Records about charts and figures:
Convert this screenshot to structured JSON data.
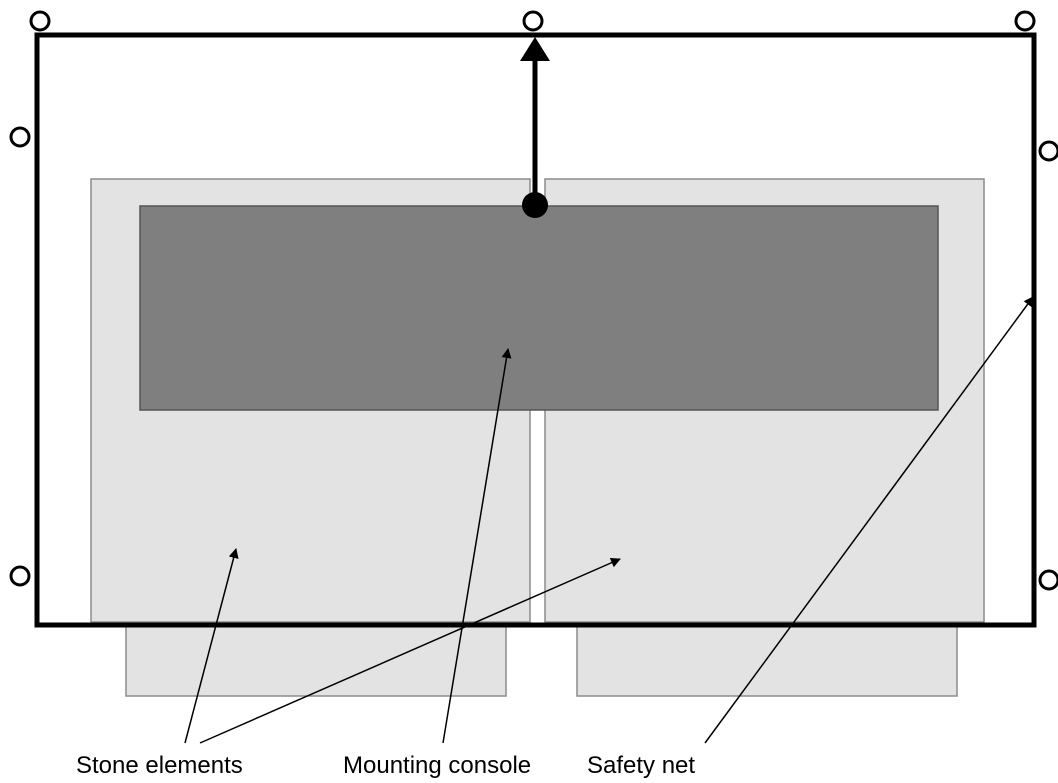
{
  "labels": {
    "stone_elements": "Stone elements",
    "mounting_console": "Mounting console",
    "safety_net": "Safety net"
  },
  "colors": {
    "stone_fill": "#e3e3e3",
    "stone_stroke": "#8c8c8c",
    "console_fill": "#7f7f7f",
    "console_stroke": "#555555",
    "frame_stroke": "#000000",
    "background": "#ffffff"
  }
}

→ TASK BRIEF: Copy the whole of the material above exactly, but not its images.

→ THE ANSWER:
Convert this screenshot to structured JSON data.
{
  "labels": {
    "stone_elements": "Stone elements",
    "mounting_console": "Mounting console",
    "safety_net": "Safety net"
  },
  "colors": {
    "stone_fill": "#e3e3e3",
    "stone_stroke": "#8c8c8c",
    "console_fill": "#7f7f7f",
    "console_stroke": "#555555",
    "frame_stroke": "#000000",
    "background": "#ffffff"
  }
}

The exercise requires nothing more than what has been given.